*REQUIRED WORK*:
Across the entries below, how many lines contain the word "Output"? Give the number alone.

*DATA ENTRIES*:
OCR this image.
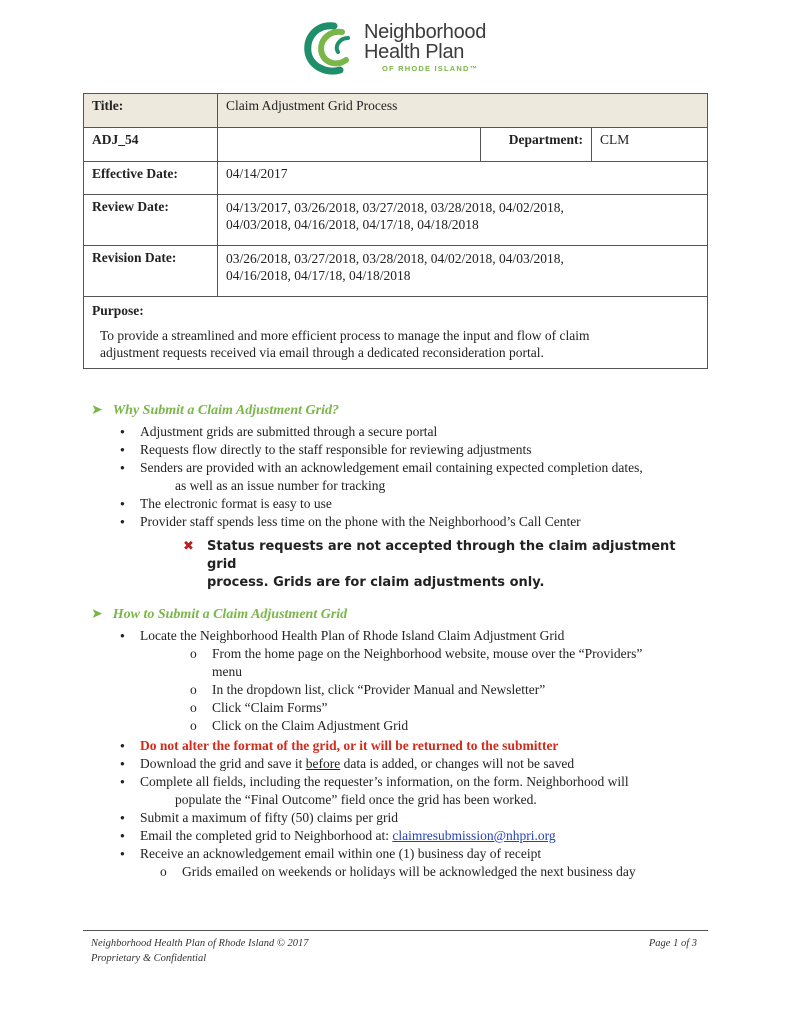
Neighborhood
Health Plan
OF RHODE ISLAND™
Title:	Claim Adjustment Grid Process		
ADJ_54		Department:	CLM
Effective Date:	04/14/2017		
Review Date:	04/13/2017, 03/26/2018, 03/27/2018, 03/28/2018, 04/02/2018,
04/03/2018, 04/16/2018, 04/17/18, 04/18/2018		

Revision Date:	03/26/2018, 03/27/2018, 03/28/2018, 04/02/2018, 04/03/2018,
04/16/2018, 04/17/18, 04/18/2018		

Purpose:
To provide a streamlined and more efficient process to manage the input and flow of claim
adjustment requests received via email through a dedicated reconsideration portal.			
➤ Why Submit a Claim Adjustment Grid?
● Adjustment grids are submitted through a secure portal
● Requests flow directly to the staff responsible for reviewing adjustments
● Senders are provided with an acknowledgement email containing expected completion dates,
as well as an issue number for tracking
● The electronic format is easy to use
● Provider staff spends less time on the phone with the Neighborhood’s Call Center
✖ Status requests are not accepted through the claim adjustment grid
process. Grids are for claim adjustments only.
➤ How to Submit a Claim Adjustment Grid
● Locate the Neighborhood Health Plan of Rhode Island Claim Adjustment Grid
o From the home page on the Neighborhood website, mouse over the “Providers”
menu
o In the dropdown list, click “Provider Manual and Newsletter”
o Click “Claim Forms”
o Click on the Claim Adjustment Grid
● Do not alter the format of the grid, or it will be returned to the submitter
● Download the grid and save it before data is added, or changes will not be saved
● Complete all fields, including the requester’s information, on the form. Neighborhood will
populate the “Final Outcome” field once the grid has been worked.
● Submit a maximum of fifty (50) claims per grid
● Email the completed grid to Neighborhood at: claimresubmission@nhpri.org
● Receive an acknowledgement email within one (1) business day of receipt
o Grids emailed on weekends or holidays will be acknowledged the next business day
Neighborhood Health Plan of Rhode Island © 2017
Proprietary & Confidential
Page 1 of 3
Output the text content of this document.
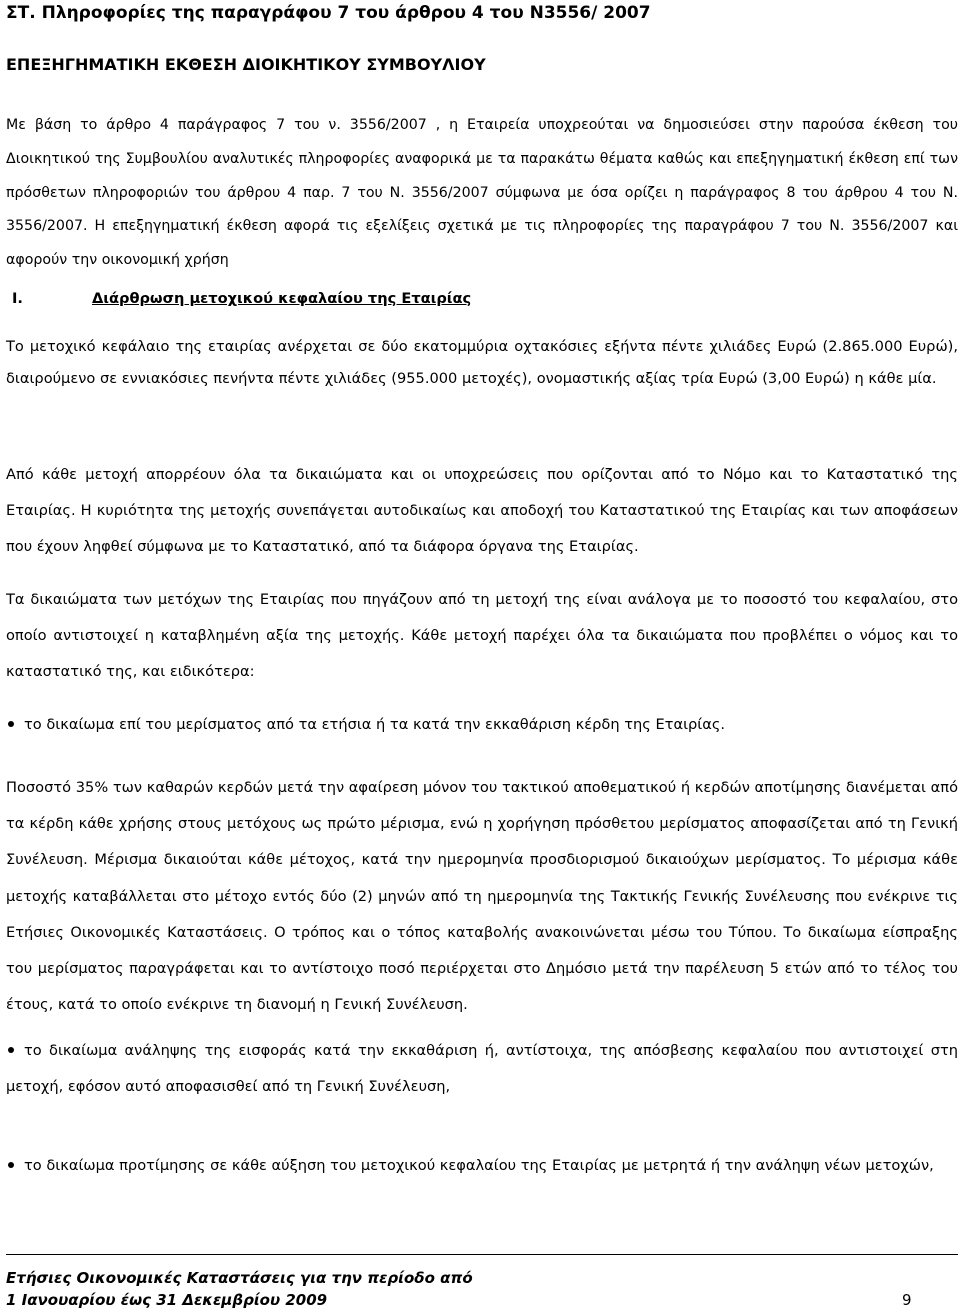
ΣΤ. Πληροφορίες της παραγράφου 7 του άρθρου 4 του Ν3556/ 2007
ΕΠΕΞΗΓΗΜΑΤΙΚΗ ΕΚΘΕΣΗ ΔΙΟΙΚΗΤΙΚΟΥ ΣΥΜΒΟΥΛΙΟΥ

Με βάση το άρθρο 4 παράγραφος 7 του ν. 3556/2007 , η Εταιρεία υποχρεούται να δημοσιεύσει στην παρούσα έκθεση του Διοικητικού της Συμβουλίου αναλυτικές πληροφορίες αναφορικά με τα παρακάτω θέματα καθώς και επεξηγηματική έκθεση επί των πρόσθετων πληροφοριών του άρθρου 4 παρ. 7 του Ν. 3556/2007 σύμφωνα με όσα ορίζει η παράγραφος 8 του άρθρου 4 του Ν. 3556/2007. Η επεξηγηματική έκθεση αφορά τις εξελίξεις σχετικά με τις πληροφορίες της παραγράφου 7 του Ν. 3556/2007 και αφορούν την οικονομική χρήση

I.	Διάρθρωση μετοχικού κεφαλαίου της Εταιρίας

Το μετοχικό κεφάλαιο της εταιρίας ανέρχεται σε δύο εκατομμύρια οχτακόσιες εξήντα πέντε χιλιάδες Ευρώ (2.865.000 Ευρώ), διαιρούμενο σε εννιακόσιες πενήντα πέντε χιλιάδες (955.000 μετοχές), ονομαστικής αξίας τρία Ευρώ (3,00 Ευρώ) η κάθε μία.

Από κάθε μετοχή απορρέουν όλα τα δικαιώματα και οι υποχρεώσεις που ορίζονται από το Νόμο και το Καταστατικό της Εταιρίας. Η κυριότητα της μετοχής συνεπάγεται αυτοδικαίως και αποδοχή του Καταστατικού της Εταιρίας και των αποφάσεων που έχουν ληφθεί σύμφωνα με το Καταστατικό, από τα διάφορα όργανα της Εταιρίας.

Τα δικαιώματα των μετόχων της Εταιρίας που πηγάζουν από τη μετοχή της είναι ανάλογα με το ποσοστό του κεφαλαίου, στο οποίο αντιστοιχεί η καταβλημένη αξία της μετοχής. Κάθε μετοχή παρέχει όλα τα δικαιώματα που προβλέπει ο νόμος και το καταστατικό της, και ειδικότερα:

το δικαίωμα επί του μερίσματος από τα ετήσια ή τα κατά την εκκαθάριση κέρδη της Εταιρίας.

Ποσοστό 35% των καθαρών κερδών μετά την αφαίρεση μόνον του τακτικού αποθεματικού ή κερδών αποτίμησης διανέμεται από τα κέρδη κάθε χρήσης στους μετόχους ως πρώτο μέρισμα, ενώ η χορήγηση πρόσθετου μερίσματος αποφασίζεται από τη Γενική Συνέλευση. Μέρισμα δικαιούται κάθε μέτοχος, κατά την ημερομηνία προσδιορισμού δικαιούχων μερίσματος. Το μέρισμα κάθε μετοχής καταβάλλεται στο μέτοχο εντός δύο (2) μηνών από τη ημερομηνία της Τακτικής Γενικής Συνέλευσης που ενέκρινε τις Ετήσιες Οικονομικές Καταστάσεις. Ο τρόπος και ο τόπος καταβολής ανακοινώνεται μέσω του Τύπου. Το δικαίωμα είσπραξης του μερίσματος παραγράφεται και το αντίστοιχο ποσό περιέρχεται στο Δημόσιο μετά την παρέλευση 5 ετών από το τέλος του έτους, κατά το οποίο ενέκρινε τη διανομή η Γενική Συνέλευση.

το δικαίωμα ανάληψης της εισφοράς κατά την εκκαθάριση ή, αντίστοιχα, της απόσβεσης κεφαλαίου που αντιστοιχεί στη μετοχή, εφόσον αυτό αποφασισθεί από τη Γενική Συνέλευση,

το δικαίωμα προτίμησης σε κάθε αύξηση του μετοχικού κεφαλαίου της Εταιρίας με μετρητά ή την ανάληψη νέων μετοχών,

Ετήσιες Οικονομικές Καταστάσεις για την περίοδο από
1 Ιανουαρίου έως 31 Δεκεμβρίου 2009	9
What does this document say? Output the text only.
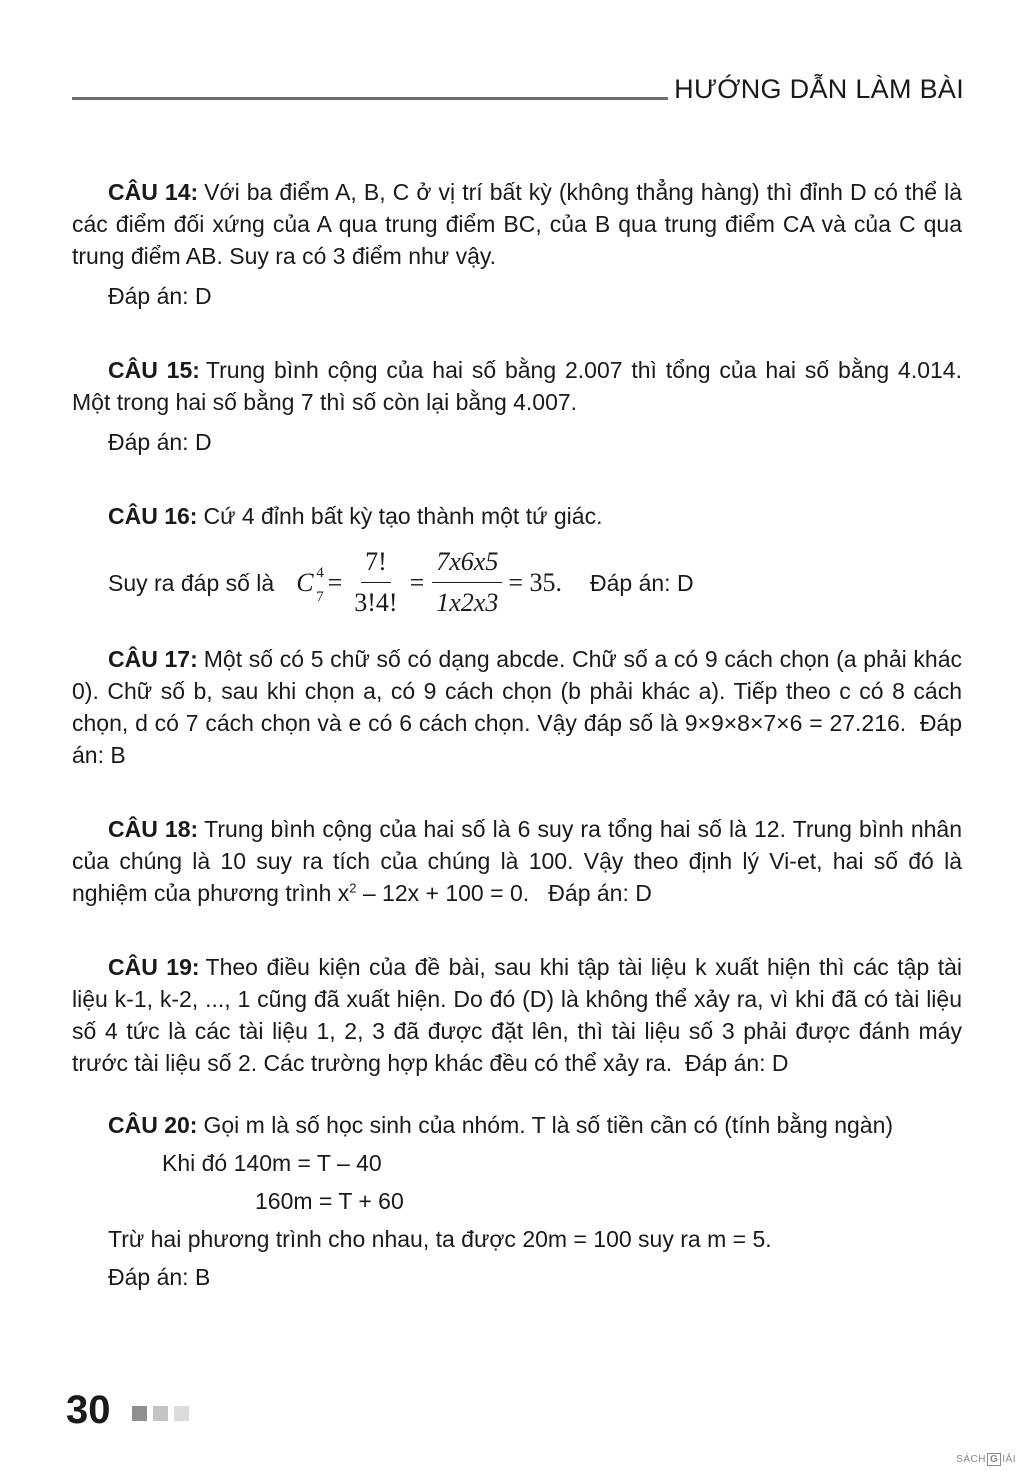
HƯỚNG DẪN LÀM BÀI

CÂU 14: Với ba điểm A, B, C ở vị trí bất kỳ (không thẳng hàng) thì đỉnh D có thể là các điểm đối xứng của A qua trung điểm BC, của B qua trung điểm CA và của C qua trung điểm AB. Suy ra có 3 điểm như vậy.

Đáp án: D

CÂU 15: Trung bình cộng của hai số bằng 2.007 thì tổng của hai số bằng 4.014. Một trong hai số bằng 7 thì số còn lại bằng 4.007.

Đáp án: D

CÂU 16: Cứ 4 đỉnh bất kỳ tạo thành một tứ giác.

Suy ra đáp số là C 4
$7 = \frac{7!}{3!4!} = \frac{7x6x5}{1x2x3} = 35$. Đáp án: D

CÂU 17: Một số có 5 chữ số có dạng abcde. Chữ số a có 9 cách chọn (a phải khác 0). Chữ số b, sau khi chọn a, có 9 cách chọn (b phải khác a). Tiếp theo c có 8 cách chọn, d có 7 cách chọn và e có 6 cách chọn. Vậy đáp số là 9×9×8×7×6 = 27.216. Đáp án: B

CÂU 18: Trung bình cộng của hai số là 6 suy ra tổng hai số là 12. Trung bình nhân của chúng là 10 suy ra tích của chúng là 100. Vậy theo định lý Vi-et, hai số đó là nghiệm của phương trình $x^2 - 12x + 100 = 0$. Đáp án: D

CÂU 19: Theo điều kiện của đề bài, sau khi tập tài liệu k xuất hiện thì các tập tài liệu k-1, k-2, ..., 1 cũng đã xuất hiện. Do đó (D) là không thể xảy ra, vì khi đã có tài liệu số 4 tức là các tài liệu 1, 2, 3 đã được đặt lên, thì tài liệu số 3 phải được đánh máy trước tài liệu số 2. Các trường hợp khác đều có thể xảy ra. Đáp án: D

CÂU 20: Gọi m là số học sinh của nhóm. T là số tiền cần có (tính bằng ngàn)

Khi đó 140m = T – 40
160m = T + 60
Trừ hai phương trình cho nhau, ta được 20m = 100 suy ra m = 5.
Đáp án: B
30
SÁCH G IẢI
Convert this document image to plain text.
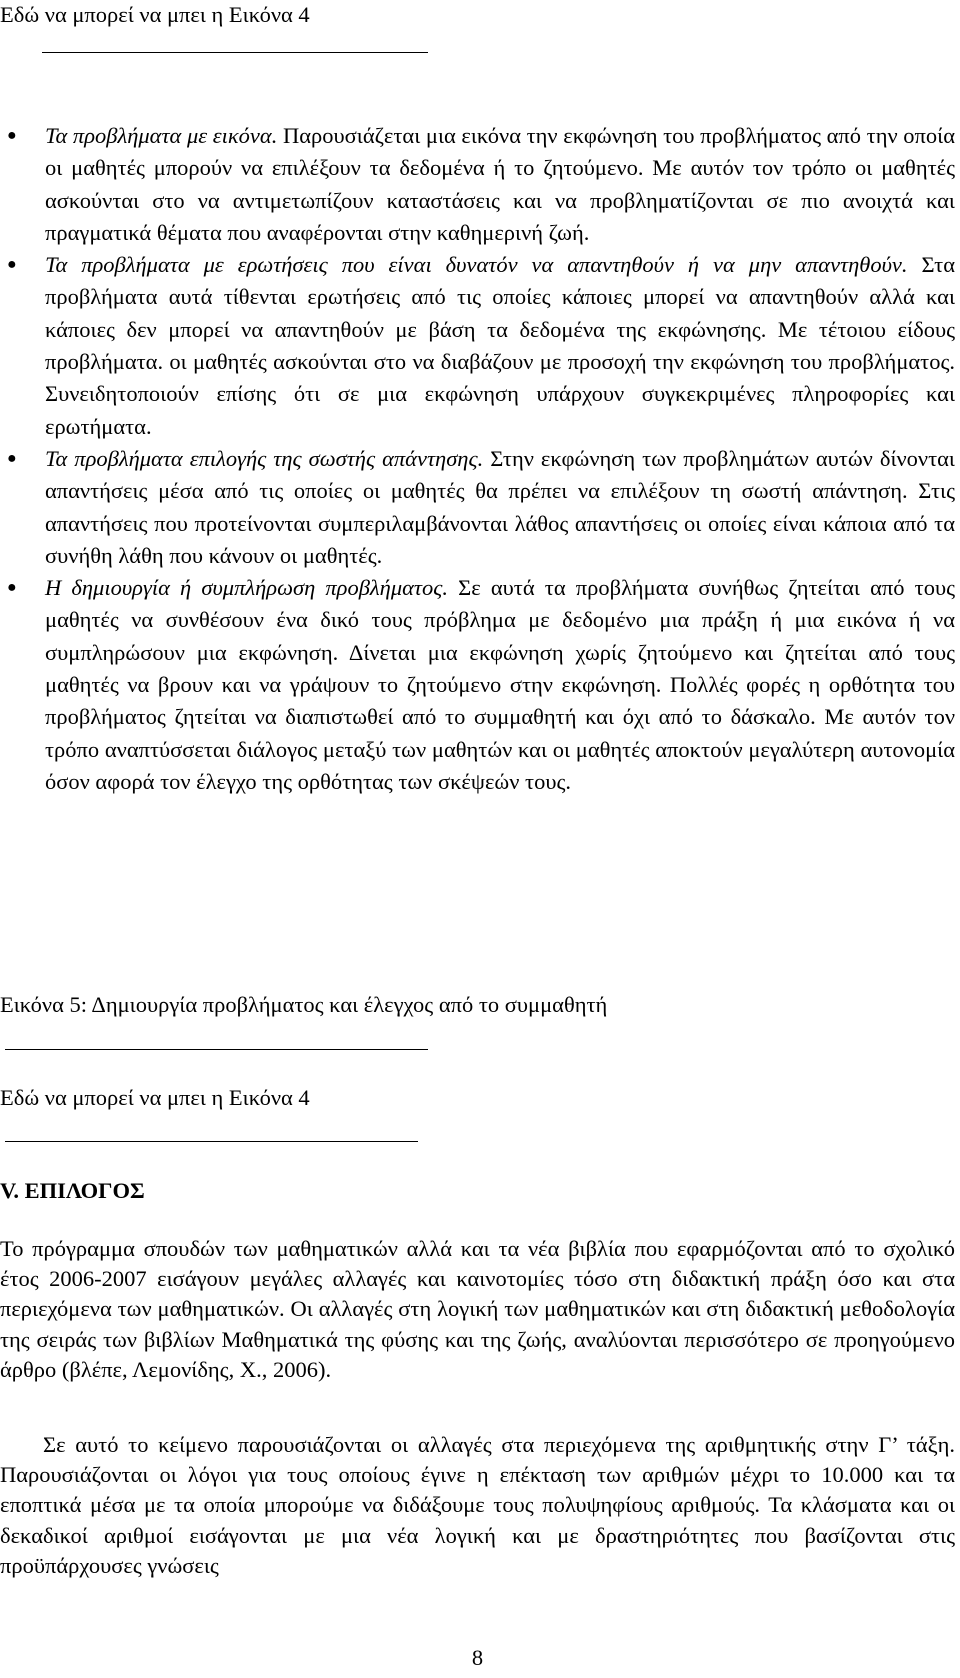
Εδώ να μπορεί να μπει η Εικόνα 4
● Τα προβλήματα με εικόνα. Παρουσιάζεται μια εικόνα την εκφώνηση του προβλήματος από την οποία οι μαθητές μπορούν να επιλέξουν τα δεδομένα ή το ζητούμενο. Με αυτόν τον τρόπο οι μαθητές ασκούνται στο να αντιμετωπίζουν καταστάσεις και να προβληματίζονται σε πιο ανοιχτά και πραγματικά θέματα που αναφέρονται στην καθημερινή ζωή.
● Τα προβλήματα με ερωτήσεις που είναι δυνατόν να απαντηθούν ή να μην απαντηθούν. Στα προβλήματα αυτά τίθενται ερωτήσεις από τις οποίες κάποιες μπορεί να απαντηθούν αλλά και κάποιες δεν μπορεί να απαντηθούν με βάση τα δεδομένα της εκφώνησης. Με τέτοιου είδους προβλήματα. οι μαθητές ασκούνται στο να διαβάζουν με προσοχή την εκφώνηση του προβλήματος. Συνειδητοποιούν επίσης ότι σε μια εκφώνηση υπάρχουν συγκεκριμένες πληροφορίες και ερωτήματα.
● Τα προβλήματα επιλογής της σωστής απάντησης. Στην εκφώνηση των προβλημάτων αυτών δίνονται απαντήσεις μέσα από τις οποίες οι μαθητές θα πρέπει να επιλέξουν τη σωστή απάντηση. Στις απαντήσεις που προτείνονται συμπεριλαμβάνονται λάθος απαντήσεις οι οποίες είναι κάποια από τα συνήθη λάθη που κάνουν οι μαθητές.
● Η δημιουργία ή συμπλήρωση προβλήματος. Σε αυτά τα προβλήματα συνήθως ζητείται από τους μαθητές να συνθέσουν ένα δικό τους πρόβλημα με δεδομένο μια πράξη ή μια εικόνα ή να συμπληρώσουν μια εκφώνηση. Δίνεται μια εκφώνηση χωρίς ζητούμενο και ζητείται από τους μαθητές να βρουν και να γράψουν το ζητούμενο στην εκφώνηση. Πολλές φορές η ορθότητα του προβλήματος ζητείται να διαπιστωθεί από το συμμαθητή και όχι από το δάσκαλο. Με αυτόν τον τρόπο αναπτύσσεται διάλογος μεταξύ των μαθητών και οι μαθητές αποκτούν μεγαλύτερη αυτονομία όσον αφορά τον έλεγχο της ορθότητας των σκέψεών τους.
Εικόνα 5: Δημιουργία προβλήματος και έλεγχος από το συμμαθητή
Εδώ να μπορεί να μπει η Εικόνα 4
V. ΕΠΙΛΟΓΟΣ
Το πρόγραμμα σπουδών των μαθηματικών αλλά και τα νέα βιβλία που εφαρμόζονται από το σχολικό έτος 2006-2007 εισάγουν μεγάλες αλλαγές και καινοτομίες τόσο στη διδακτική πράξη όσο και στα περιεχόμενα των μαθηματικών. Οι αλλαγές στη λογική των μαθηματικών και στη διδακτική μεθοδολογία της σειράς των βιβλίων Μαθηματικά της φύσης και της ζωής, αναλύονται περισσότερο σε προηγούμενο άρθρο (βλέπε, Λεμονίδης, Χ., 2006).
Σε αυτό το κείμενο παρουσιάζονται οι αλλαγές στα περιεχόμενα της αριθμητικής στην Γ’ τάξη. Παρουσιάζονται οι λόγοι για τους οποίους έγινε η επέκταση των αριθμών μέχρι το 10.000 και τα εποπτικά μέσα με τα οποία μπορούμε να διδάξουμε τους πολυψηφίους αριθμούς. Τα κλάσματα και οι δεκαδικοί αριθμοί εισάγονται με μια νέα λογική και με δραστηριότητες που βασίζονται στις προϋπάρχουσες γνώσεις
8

*SOLUTION FOR THIS PROBLEM*:
2